%%
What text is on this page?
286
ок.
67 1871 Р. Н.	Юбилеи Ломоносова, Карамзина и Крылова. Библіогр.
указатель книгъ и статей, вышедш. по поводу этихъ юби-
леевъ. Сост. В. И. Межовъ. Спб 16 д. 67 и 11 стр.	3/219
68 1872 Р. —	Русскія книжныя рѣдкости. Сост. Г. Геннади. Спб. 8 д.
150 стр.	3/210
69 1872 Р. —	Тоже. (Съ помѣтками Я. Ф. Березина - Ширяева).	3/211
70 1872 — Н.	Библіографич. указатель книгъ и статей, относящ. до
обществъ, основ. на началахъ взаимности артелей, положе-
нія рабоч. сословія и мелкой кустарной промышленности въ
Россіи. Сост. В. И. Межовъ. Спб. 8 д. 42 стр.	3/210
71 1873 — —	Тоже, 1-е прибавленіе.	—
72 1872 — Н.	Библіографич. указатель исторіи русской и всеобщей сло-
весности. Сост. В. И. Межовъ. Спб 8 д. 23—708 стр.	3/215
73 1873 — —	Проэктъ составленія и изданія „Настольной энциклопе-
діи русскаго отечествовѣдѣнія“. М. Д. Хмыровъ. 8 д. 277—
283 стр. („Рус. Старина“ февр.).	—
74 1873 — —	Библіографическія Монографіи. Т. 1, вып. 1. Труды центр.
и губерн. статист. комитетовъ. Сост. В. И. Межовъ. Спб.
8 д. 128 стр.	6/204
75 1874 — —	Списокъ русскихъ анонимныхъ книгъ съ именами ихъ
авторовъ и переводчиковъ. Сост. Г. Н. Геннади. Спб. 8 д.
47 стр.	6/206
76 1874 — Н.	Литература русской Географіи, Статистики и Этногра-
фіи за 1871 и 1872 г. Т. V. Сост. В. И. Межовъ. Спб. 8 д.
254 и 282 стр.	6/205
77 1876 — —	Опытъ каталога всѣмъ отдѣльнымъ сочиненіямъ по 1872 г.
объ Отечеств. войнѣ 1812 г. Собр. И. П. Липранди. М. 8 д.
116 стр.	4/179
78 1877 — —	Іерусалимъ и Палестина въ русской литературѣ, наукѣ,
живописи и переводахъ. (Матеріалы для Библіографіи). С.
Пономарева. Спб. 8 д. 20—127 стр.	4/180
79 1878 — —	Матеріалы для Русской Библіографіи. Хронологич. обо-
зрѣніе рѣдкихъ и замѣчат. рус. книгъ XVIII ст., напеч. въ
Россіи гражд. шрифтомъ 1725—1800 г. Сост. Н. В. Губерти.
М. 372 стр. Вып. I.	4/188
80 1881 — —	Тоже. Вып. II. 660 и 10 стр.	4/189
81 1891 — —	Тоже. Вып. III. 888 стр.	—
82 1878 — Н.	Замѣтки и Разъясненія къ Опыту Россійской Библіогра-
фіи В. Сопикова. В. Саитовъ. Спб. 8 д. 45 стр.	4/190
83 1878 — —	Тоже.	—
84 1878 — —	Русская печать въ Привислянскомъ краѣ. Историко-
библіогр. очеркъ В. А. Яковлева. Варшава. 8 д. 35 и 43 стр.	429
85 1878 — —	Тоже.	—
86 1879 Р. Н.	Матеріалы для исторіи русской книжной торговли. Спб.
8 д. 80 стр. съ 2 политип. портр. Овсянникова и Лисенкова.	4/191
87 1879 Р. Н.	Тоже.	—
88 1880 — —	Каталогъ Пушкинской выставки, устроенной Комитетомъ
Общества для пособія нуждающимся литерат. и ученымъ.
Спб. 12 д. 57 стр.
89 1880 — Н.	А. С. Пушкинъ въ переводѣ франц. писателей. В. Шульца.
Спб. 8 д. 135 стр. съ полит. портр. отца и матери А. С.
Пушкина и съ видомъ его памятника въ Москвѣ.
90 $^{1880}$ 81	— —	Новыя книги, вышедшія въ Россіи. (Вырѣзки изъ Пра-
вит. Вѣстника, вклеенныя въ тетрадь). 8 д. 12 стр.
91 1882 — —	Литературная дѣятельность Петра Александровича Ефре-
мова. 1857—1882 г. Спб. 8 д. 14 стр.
%%
**Your instructions:**
Exactly reproduce the material above.

**Response to this task:**
What text is on this page?
286
ок.
67 1871 Р. Н.	Юбилеи Ломоносова, Карамзина и Крылова. Библіогр.
указатель книгъ и статей, вышедш. по поводу этихъ юби-
леевъ. Сост. В. И. Межовъ. Спб 16 д. 67 и 11 стр.	3/219
68 1872 Р. —	Русскія книжныя рѣдкости. Сост. Г. Геннади. Спб. 8 д.
150 стр.	3/210
69 1872 Р. —	Тоже. (Съ помѣтками Я. Ф. Березина - Ширяева).	3/211
70 1872 — Н.	Библіографич. указатель книгъ и статей, относящ. до
обществъ, основ. на началахъ взаимности артелей, положе-
нія рабоч. сословія и мелкой кустарной промышленности въ
Россіи. Сост. В. И. Межовъ. Спб. 8 д. 42 стр.	3/210
71 1873 — —	Тоже, 1-е прибавленіе.	—
72 1872 — Н.	Библіографич. указатель исторіи русской и всеобщей сло-
весности. Сост. В. И. Межовъ. Спб 8 д. 23—708 стр.	3/215
73 1873 — —	Проэктъ составленія и изданія „Настольной энциклопе-
діи русскаго отечествовѣдѣнія“. М. Д. Хмыровъ. 8 д. 277—
283 стр. („Рус. Старина“ февр.).	—
74 1873 — —	Библіографическія Монографіи. Т. 1, вып. 1. Труды центр.
и губерн. статист. комитетовъ. Сост. В. И. Межовъ. Спб.
8 д. 128 стр.	6/204
75 1874 — —	Списокъ русскихъ анонимныхъ книгъ съ именами ихъ
авторовъ и переводчиковъ. Сост. Г. Н. Геннади. Спб. 8 д.
47 стр.	6/206
76 1874 — Н.	Литература русской Географіи, Статистики и Этногра-
фіи за 1871 и 1872 г. Т. V. Сост. В. И. Межовъ. Спб. 8 д.
254 и 282 стр.	6/205
77 1876 — —	Опытъ каталога всѣмъ отдѣльнымъ сочиненіямъ по 1872 г.
объ Отечеств. войнѣ 1812 г. Собр. И. П. Липранди. М. 8 д.
116 стр.	4/179
78 1877 — —	Іерусалимъ и Палестина въ русской литературѣ, наукѣ,
живописи и переводахъ. (Матеріалы для Библіографіи). С.
Пономарева. Спб. 8 д. 20—127 стр.	4/180
79 1878 — —	Матеріалы для Русской Библіографіи. Хронологич. обо-
зрѣніе рѣдкихъ и замѣчат. рус. книгъ XVIII ст., напеч. въ
Россіи гражд. шрифтомъ 1725—1800 г. Сост. Н. В. Губерти.
М. 372 стр. Вып. I.	4/188
80 1881 — —	Тоже. Вып. II. 660 и 10 стр.	4/189
81 1891 — —	Тоже. Вып. III. 888 стр.	—
82 1878 — Н.	Замѣтки и Разъясненія къ Опыту Россійской Библіогра-
фіи В. Сопикова. В. Саитовъ. Спб. 8 д. 45 стр.	4/190
83 1878 — —	Тоже.	—
84 1878 — —	Русская печать въ Привислянскомъ краѣ. Историко-
библіогр. очеркъ В. А. Яковлева. Варшава. 8 д. 35 и 43 стр.	429
85 1878 — —	Тоже.	—
86 1879 Р. Н.	Матеріалы для исторіи русской книжной торговли. Спб.
8 д. 80 стр. съ 2 политип. портр. Овсянникова и Лисенкова.	4/191
87 1879 Р. Н.	Тоже.	—
88 1880 — —	Каталогъ Пушкинской выставки, устроенной Комитетомъ
Общества для пособія нуждающимся литерат. и ученымъ.
Спб. 12 д. 57 стр.
89 1880 — Н.	А. С. Пушкинъ въ переводѣ франц. писателей. В. Шульца.
Спб. 8 д. 135 стр. съ полит. портр. отца и матери А. С.
Пушкина и съ видомъ его памятника въ Москвѣ.
90 $^{1880}$ 81	— —	Новыя книги, вышедшія въ Россіи. (Вырѣзки изъ Пра-
вит. Вѣстника, вклеенныя въ тетрадь). 8 д. 12 стр.
91 1882 — —	Литературная дѣятельность Петра Александровича Ефре-
мова. 1857—1882 г. Спб. 8 д. 14 стр.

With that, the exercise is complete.